**What to produce**.
Collect every line below that contains the word "this".

>>>>>

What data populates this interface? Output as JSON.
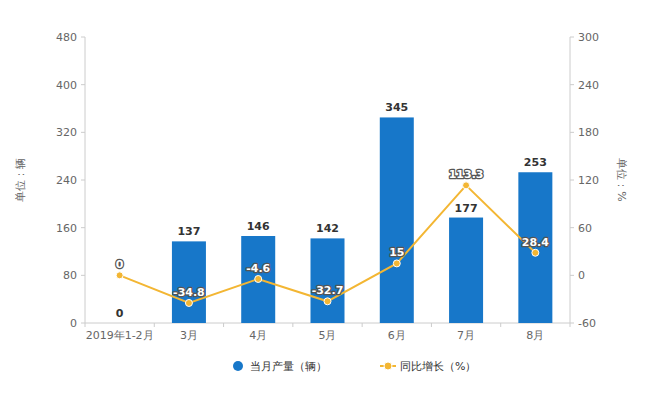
{
  "chart_data": {
    "type": "bar",
    "categories": [
      "2019年1-2月",
      "3月",
      "4月",
      "5月",
      "6月",
      "7月",
      "8月"
    ],
    "series": [
      {
        "name": "当月产量（辆）",
        "type": "bar",
        "color": "#1777c9",
        "values": [
          0,
          137,
          146,
          142,
          345,
          177,
          253
        ]
      },
      {
        "name": "同比增长（%）",
        "type": "line",
        "axis": "y2",
        "color": "#f3b633",
        "marker": "circle",
        "values": [
          0,
          -34.8,
          -4.6,
          -32.7,
          15,
          113.3,
          28.4
        ]
      }
    ],
    "ylabel": "单位：辆",
    "y2label": "单位：%",
    "ylim": [
      0,
      480
    ],
    "yticks": [
      0,
      80,
      160,
      240,
      320,
      400,
      480
    ],
    "y2lim": [
      -60,
      300
    ],
    "y2ticks": [
      -60,
      0,
      60,
      120,
      180,
      240,
      300
    ],
    "data_labels": true,
    "grid": false,
    "legend": "bottom"
  }
}
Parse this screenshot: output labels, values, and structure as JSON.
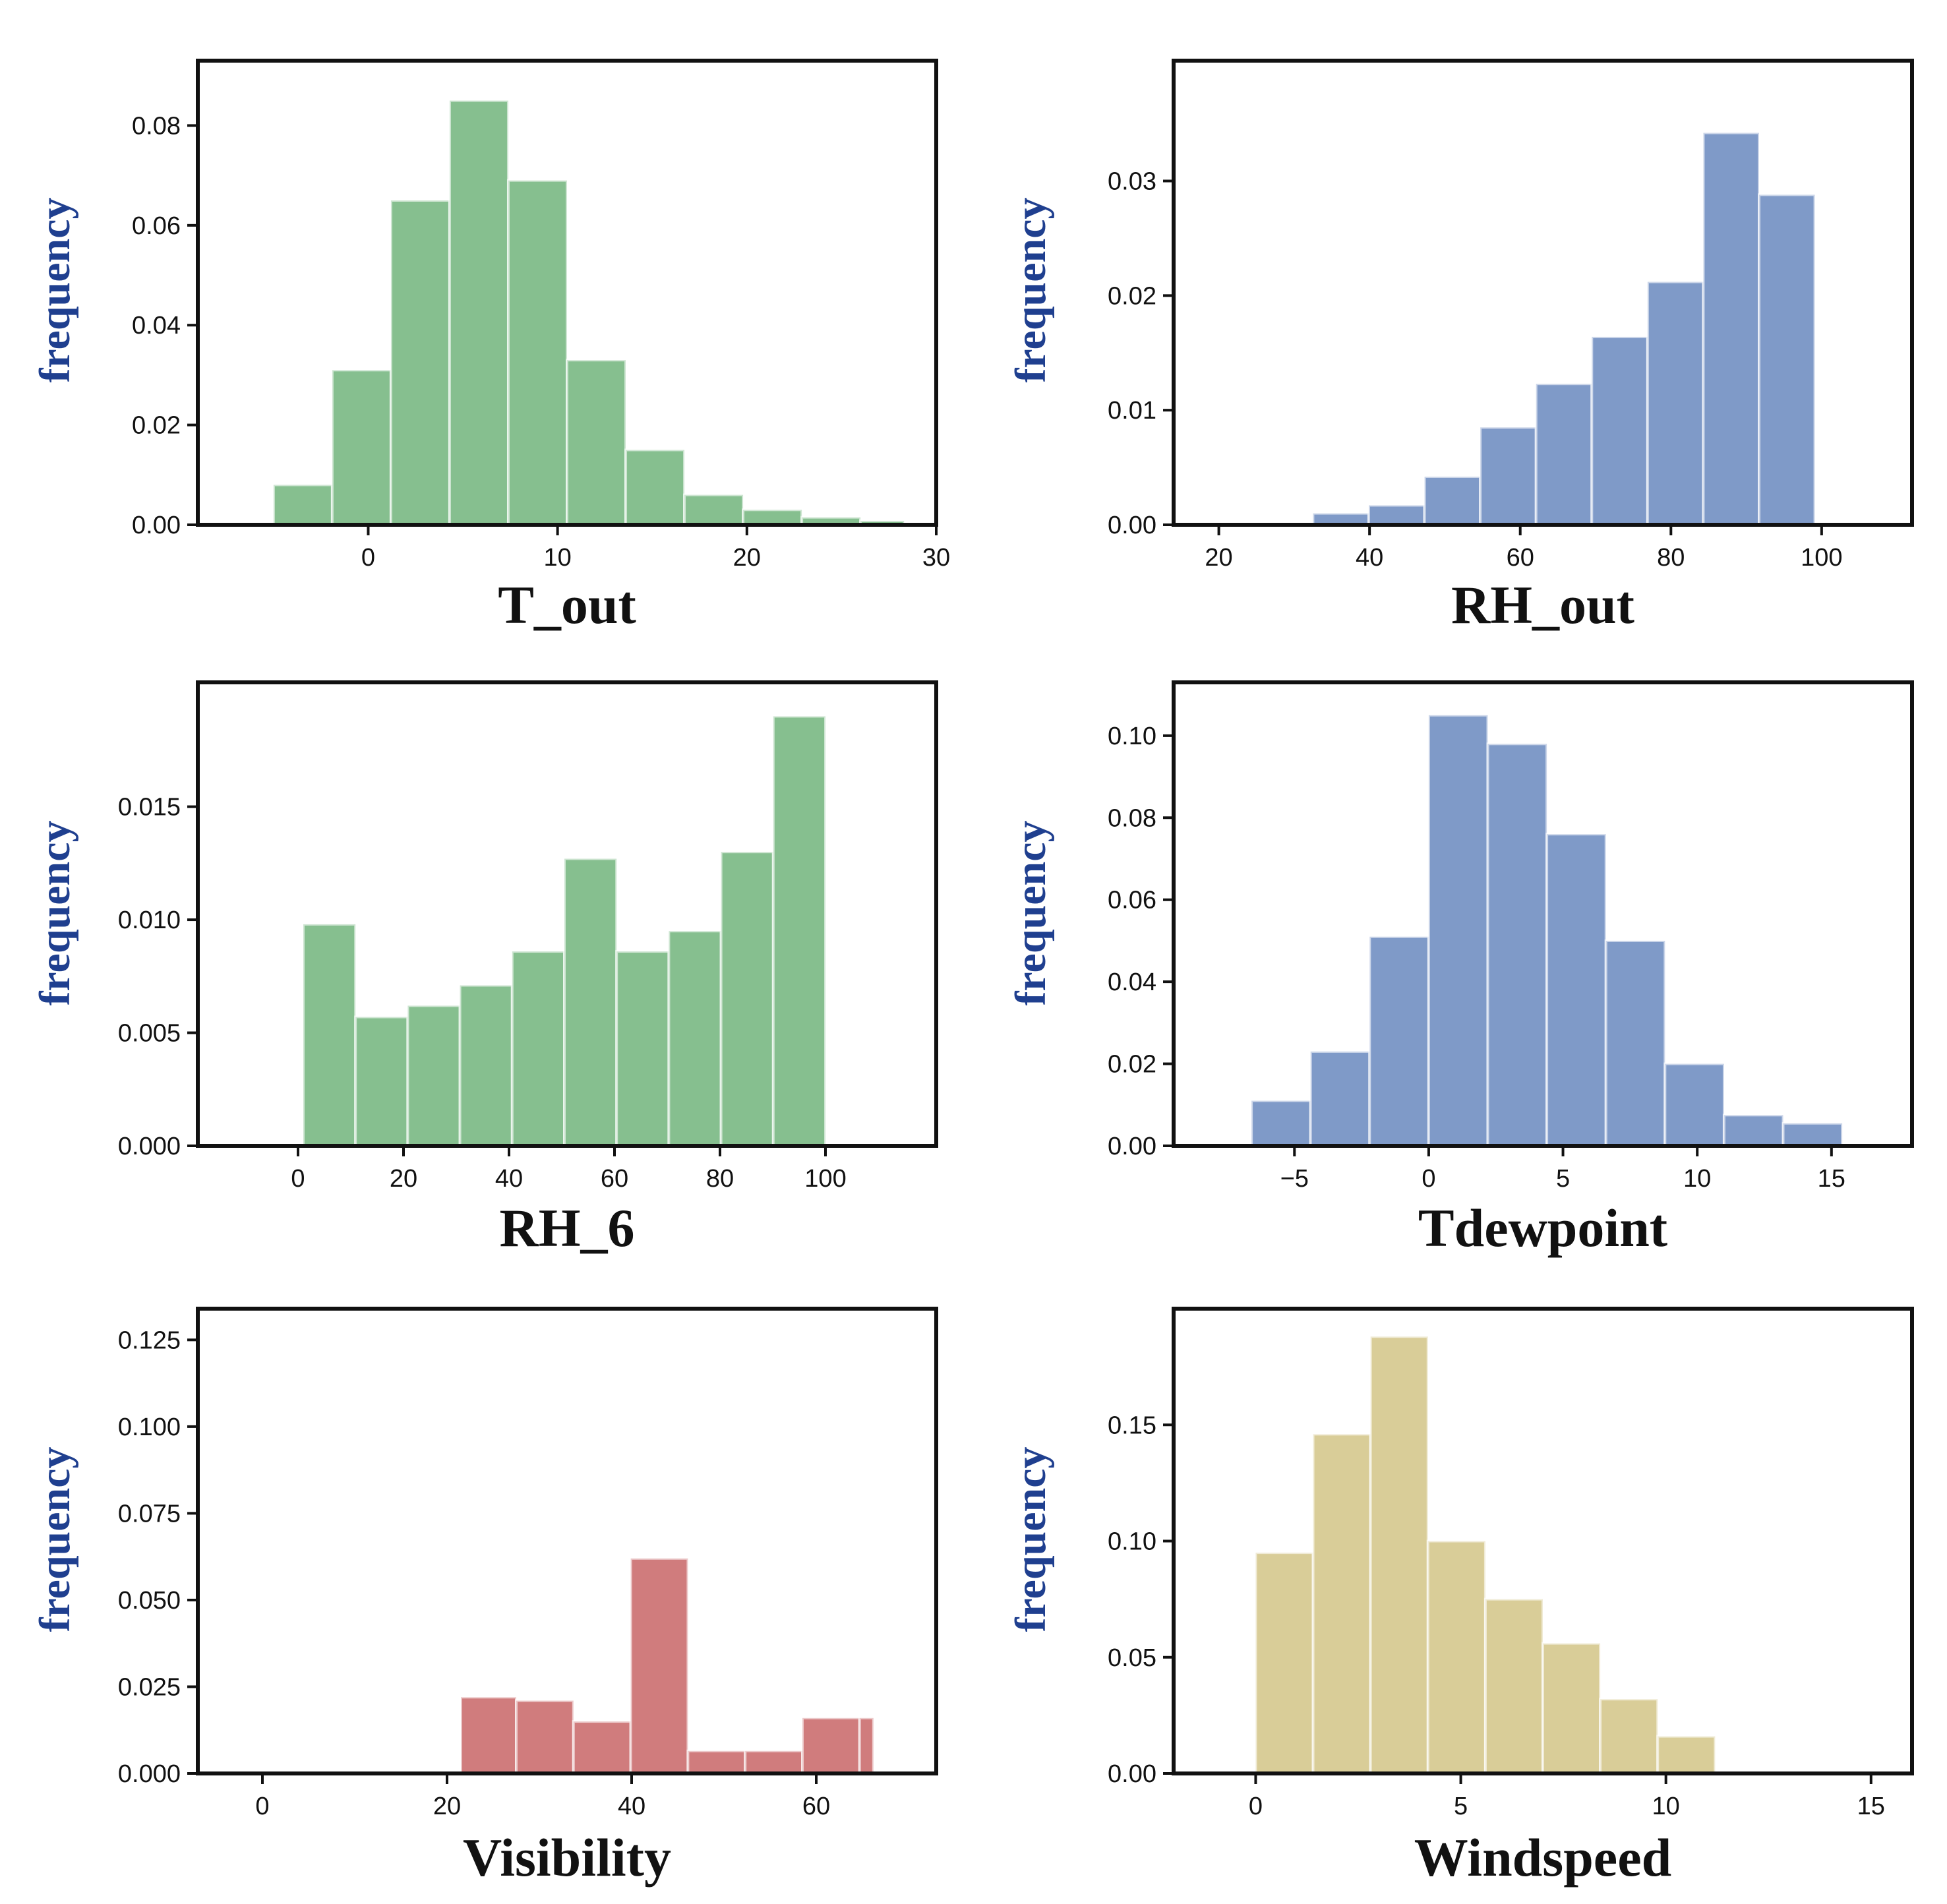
{
  "chart_data": [
    {
      "type": "bar",
      "panel": "top-left",
      "xlabel": "T_out",
      "ylabel": "frequency",
      "color": "#86bf8f",
      "xlim": [
        -9,
        30
      ],
      "ylim": [
        0,
        0.093
      ],
      "xticks": [
        0,
        10,
        20,
        30
      ],
      "xtick_labels": [
        "0",
        "10",
        "20",
        "30"
      ],
      "yticks": [
        0,
        0.02,
        0.04,
        0.06,
        0.08
      ],
      "ytick_labels": [
        "0.00",
        "0.02",
        "0.04",
        "0.06",
        "0.08"
      ],
      "bin_edges": [
        -5,
        -1.9,
        1.2,
        4.3,
        7.4,
        10.5,
        13.6,
        16.7,
        19.8,
        22.9,
        26.0,
        28.3
      ],
      "values": [
        0.008,
        0.031,
        0.065,
        0.085,
        0.069,
        0.033,
        0.015,
        0.006,
        0.003,
        0.0015,
        0.0008
      ]
    },
    {
      "type": "bar",
      "panel": "top-right",
      "xlabel": "RH_out",
      "ylabel": "frequency",
      "color": "#7f9ac8",
      "xlim": [
        14,
        112
      ],
      "ylim": [
        0,
        0.0405
      ],
      "xticks": [
        20,
        40,
        60,
        80,
        100
      ],
      "xtick_labels": [
        "20",
        "40",
        "60",
        "80",
        "100"
      ],
      "yticks": [
        0,
        0.01,
        0.02,
        0.03
      ],
      "ytick_labels": [
        "0.00",
        "0.01",
        "0.02",
        "0.03"
      ],
      "bin_edges": [
        32.5,
        39.9,
        47.3,
        54.7,
        62.1,
        69.5,
        76.9,
        84.3,
        91.7,
        99.1
      ],
      "values": [
        0.001,
        0.0017,
        0.0042,
        0.0085,
        0.0123,
        0.0164,
        0.0212,
        0.0342,
        0.0288
      ]
    },
    {
      "type": "bar",
      "panel": "middle-left",
      "xlabel": "RH_6",
      "ylabel": "frequency",
      "color": "#86bf8f",
      "xlim": [
        -19,
        121
      ],
      "ylim": [
        0,
        0.0205
      ],
      "xticks": [
        0,
        20,
        40,
        60,
        80,
        100
      ],
      "xtick_labels": [
        "0",
        "20",
        "40",
        "60",
        "80",
        "100"
      ],
      "yticks": [
        0,
        0.005,
        0.01,
        0.015
      ],
      "ytick_labels": [
        "0.000",
        "0.005",
        "0.010",
        "0.015"
      ],
      "bin_edges": [
        1,
        10.9,
        20.8,
        30.7,
        40.6,
        50.5,
        60.4,
        70.3,
        80.2,
        90.1,
        100
      ],
      "values": [
        0.0098,
        0.0057,
        0.0062,
        0.0071,
        0.0086,
        0.0127,
        0.0086,
        0.0095,
        0.013,
        0.019
      ]
    },
    {
      "type": "bar",
      "panel": "middle-right",
      "xlabel": "Tdewpoint",
      "ylabel": "frequency",
      "color": "#7f9ac8",
      "xlim": [
        -9.5,
        18
      ],
      "ylim": [
        0,
        0.113
      ],
      "xticks": [
        -5,
        0,
        5,
        10,
        15
      ],
      "xtick_labels": [
        "−5",
        "0",
        "5",
        "10",
        "15"
      ],
      "yticks": [
        0,
        0.02,
        0.04,
        0.06,
        0.08,
        0.1
      ],
      "ytick_labels": [
        "0.00",
        "0.02",
        "0.04",
        "0.06",
        "0.08",
        "0.10"
      ],
      "bin_edges": [
        -6.6,
        -4.4,
        -2.2,
        0,
        2.2,
        4.4,
        6.6,
        8.8,
        11.0,
        13.2,
        15.4
      ],
      "values": [
        0.011,
        0.023,
        0.051,
        0.105,
        0.098,
        0.076,
        0.05,
        0.02,
        0.0075,
        0.0055
      ]
    },
    {
      "type": "bar",
      "panel": "bottom-left",
      "xlabel": "Visibility",
      "ylabel": "frequency",
      "color": "#d07c7d",
      "xlim": [
        -7,
        73
      ],
      "ylim": [
        0,
        0.134
      ],
      "xticks": [
        0,
        20,
        40,
        60
      ],
      "xtick_labels": [
        "0",
        "20",
        "40",
        "60"
      ],
      "yticks": [
        0,
        0.025,
        0.05,
        0.075,
        0.1,
        0.125
      ],
      "ytick_labels": [
        "0.000",
        "0.025",
        "0.050",
        "0.075",
        "0.100",
        "0.125"
      ],
      "bin_edges": [
        1,
        21.5,
        27.5,
        33.7,
        39.9,
        46.1,
        52.3,
        58.5,
        64.7,
        66.2
      ],
      "values": [
        0.0003,
        0.022,
        0.021,
        0.015,
        0.062,
        0.0065,
        0.0065,
        0.016,
        0.016
      ]
    },
    {
      "type": "bar",
      "panel": "bottom-right",
      "xlabel": "Windspeed",
      "ylabel": "frequency",
      "color": "#d9cd98",
      "xlim": [
        -2,
        16
      ],
      "ylim": [
        0,
        0.2
      ],
      "xticks": [
        0,
        5,
        10,
        15
      ],
      "xtick_labels": [
        "0",
        "5",
        "10",
        "15"
      ],
      "yticks": [
        0,
        0.05,
        0.1,
        0.15
      ],
      "ytick_labels": [
        "0.00",
        "0.05",
        "0.10",
        "0.15"
      ],
      "bin_edges": [
        0,
        1.4,
        2.8,
        4.2,
        5.6,
        7.0,
        8.4,
        9.8,
        11.2
      ],
      "values": [
        0.095,
        0.146,
        0.188,
        0.1,
        0.075,
        0.056,
        0.032,
        0.016
      ]
    }
  ]
}
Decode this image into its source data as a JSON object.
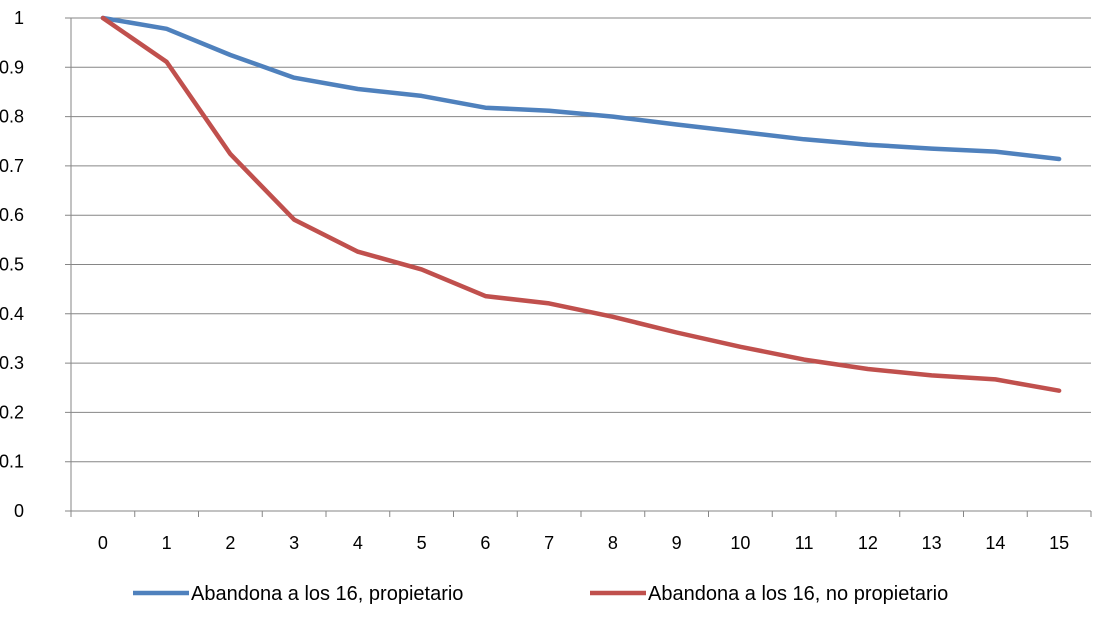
{
  "chart_data": {
    "type": "line",
    "title": "",
    "xlabel": "",
    "ylabel": "",
    "x": [
      0,
      1,
      2,
      3,
      4,
      5,
      6,
      7,
      8,
      9,
      10,
      11,
      12,
      13,
      14,
      15
    ],
    "ylim": [
      0,
      1
    ],
    "yticks": [
      "0",
      "0.1",
      "0.2",
      "0.3",
      "0.4",
      "0.5",
      "0.6",
      "0.7",
      "0.8",
      "0.9",
      "1"
    ],
    "xticks": [
      "0",
      "1",
      "2",
      "3",
      "4",
      "5",
      "6",
      "7",
      "8",
      "9",
      "10",
      "11",
      "12",
      "13",
      "14",
      "15"
    ],
    "grid": "horizontal",
    "legend_position": "bottom",
    "series": [
      {
        "name": "Abandona a los 16, propietario",
        "color": "#4f81bd",
        "values": [
          1.0,
          0.978,
          0.925,
          0.879,
          0.856,
          0.842,
          0.818,
          0.812,
          0.8,
          0.784,
          0.769,
          0.754,
          0.743,
          0.735,
          0.729,
          0.714
        ]
      },
      {
        "name": "Abandona a los 16, no propietario",
        "color": "#c0504d",
        "values": [
          1.0,
          0.911,
          0.724,
          0.591,
          0.526,
          0.49,
          0.436,
          0.421,
          0.394,
          0.362,
          0.333,
          0.307,
          0.288,
          0.275,
          0.267,
          0.244
        ]
      }
    ]
  }
}
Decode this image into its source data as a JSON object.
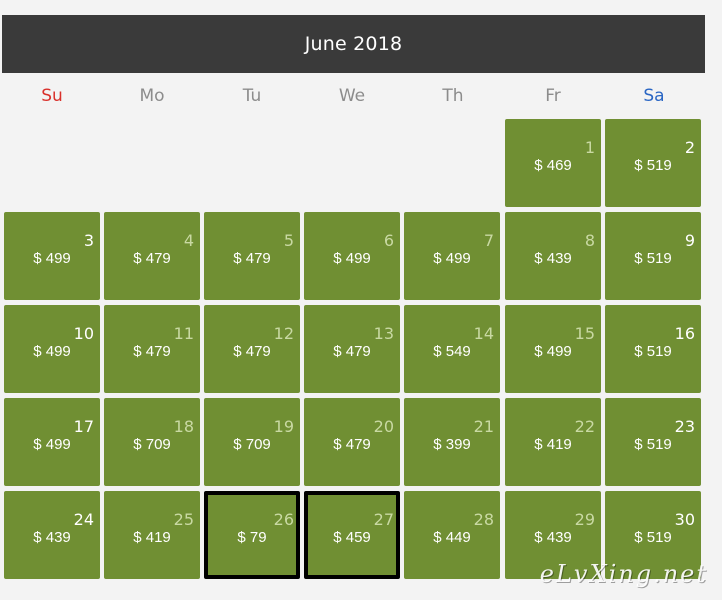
{
  "calendar": {
    "title": "June 2018",
    "weekdays": [
      "Su",
      "Mo",
      "Tu",
      "We",
      "Th",
      "Fr",
      "Sa"
    ],
    "days": [
      {
        "day": "1",
        "price": "$ 469"
      },
      {
        "day": "2",
        "price": "$ 519"
      },
      {
        "day": "3",
        "price": "$ 499"
      },
      {
        "day": "4",
        "price": "$ 479"
      },
      {
        "day": "5",
        "price": "$ 479"
      },
      {
        "day": "6",
        "price": "$ 499"
      },
      {
        "day": "7",
        "price": "$ 499"
      },
      {
        "day": "8",
        "price": "$ 439"
      },
      {
        "day": "9",
        "price": "$ 519"
      },
      {
        "day": "10",
        "price": "$ 499"
      },
      {
        "day": "11",
        "price": "$ 479"
      },
      {
        "day": "12",
        "price": "$ 479"
      },
      {
        "day": "13",
        "price": "$ 479"
      },
      {
        "day": "14",
        "price": "$ 549"
      },
      {
        "day": "15",
        "price": "$ 499"
      },
      {
        "day": "16",
        "price": "$ 519"
      },
      {
        "day": "17",
        "price": "$ 499"
      },
      {
        "day": "18",
        "price": "$ 709"
      },
      {
        "day": "19",
        "price": "$ 709"
      },
      {
        "day": "20",
        "price": "$ 479"
      },
      {
        "day": "21",
        "price": "$ 399"
      },
      {
        "day": "22",
        "price": "$ 419"
      },
      {
        "day": "23",
        "price": "$ 519"
      },
      {
        "day": "24",
        "price": "$ 439"
      },
      {
        "day": "25",
        "price": "$ 419"
      },
      {
        "day": "26",
        "price": "$ 79",
        "selected": true
      },
      {
        "day": "27",
        "price": "$ 459",
        "selected": true
      },
      {
        "day": "28",
        "price": "$ 449"
      },
      {
        "day": "29",
        "price": "$ 439"
      },
      {
        "day": "30",
        "price": "$ 519"
      }
    ]
  },
  "watermark": "eLvXing.net",
  "colors": {
    "header_bg": "#3a3a3a",
    "cell_bg": "#708f33",
    "sunday": "#d9302b",
    "saturday": "#2a66c4",
    "weekday": "#8c8c8c",
    "page_bg": "#f3f3f3"
  }
}
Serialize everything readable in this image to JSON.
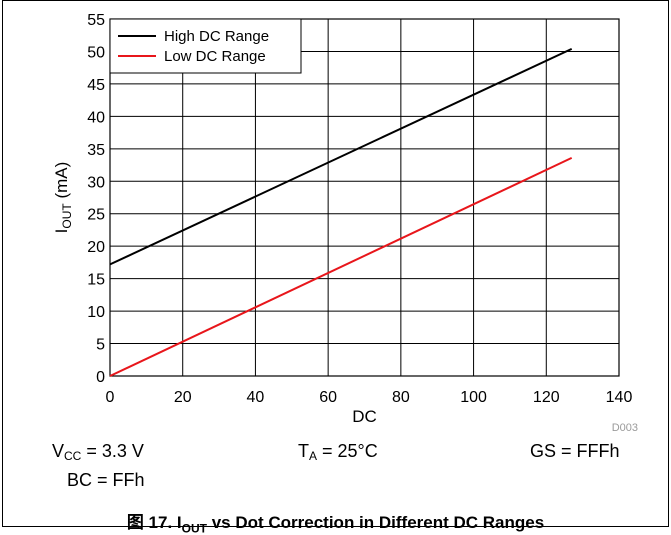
{
  "chart_data": {
    "type": "line",
    "xlabel": "DC",
    "ylabel": "I",
    "ylabel_sub": "OUT",
    "ylabel_unit": " (mA)",
    "xlim": [
      0,
      140
    ],
    "ylim": [
      0,
      55
    ],
    "xticks": [
      "0",
      "20",
      "40",
      "60",
      "80",
      "100",
      "120",
      "140"
    ],
    "yticks": [
      "0",
      "5",
      "10",
      "15",
      "20",
      "25",
      "30",
      "35",
      "40",
      "45",
      "50",
      "55"
    ],
    "grid": true,
    "legend_position": "top-left",
    "series": [
      {
        "name": "High DC Range",
        "color": "#000000",
        "x": [
          0,
          127
        ],
        "y": [
          17.2,
          50.4
        ]
      },
      {
        "name": "Low DC Range",
        "color": "#e8161b",
        "x": [
          0,
          127
        ],
        "y": [
          0.0,
          33.6
        ]
      }
    ],
    "watermark": "D003"
  },
  "conditions": {
    "vcc": {
      "pre": "V",
      "sub": "CC",
      "post": " = 3.3 V"
    },
    "ta": {
      "pre": "T",
      "sub": "A",
      "post": " = 25°C"
    },
    "gs": "GS = FFFh",
    "bc": "BC = FFh"
  },
  "caption": {
    "pre": "图 17. I",
    "sub": "OUT",
    "post": " vs Dot Correction in Different DC Ranges"
  }
}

<<<<<

**Task response**.
What data populates this interface? Output as JSON.
Parse this screenshot: output labels, values, and structure as JSON.
Decode this image into its source data as a JSON object.
Decode this image into its source data as a JSON object.
Serialize everything readable in this image to JSON.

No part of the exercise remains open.